| DIRECTIVE |
Using the listing below, extract each line that has the word "offences" in it.

| TASK INPUT |
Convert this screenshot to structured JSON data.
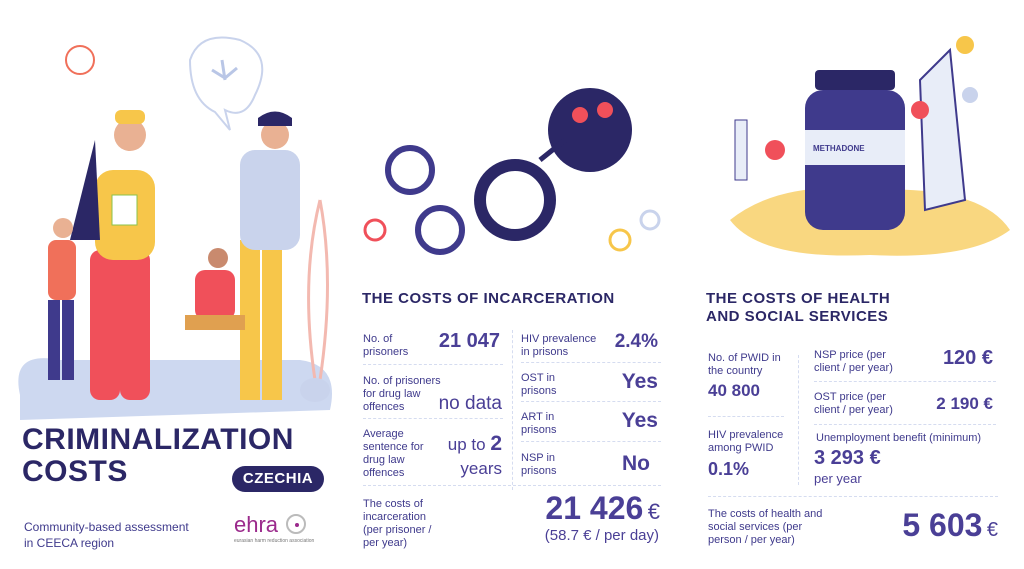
{
  "left": {
    "title_line1": "CRIMINALIZATION",
    "title_line2": "COSTS",
    "country": "CZECHIA",
    "subtitle_line1": "Community-based assessment",
    "subtitle_line2": "in CEECA region",
    "logo_text": "ehra",
    "logo_caption": "eurasian harm reduction association"
  },
  "incarceration": {
    "title": "THE COSTS OF INCARCERATION",
    "prisoners_label": "No. of prisoners",
    "prisoners_value": "21 047",
    "drug_prisoners_label": "No. of prisoners for drug law offences",
    "drug_prisoners_value": "no data",
    "sentence_label": "Average sentence for drug law offences",
    "sentence_prefix": "up to",
    "sentence_number": "2",
    "sentence_unit": "years",
    "hiv_label": "HIV prevalence in prisons",
    "hiv_value": "2.4%",
    "ost_label": "OST in prisons",
    "ost_value": "Yes",
    "art_label": "ART in prisons",
    "art_value": "Yes",
    "nsp_label": "NSP in prisons",
    "nsp_value": "No",
    "cost_label": "The costs of incarceration (per prisoner / per year)",
    "cost_value": "21 426",
    "cost_currency": "€",
    "cost_per_day": "(58.7 € / per day)"
  },
  "health": {
    "title_line1": "THE COSTS OF HEALTH",
    "title_line2": "AND SOCIAL SERVICES",
    "pwid_label": "No. of PWID in the country",
    "pwid_value": "40 800",
    "hiv_label": "HIV prevalence among PWID",
    "hiv_value": "0.1%",
    "nsp_label": "NSP price (per client / per year)",
    "nsp_value": "120 €",
    "ost_label": "OST price (per client / per year)",
    "ost_value": "2 190 €",
    "unemployment_label": "Unemployment benefit (minimum)",
    "unemployment_value": "3 293 €",
    "unemployment_unit": "per year",
    "cost_label": "The costs of health and social services (per person / per year)",
    "cost_value": "5 603",
    "cost_currency": "€",
    "bottle_label": "METHADONE"
  },
  "colors": {
    "navy": "#2b2766",
    "purple": "#4a3f96",
    "blob": "#cdd8f0",
    "accent_red": "#f0505a",
    "yellow": "#f7c64a",
    "ehra": "#9b2a8c"
  }
}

| OUTPUT OF THE EXERCISE |
    "drug_prisoners_label": "No. of prisoners for drug law offences",
    "sentence_label": "Average sentence for drug law offences",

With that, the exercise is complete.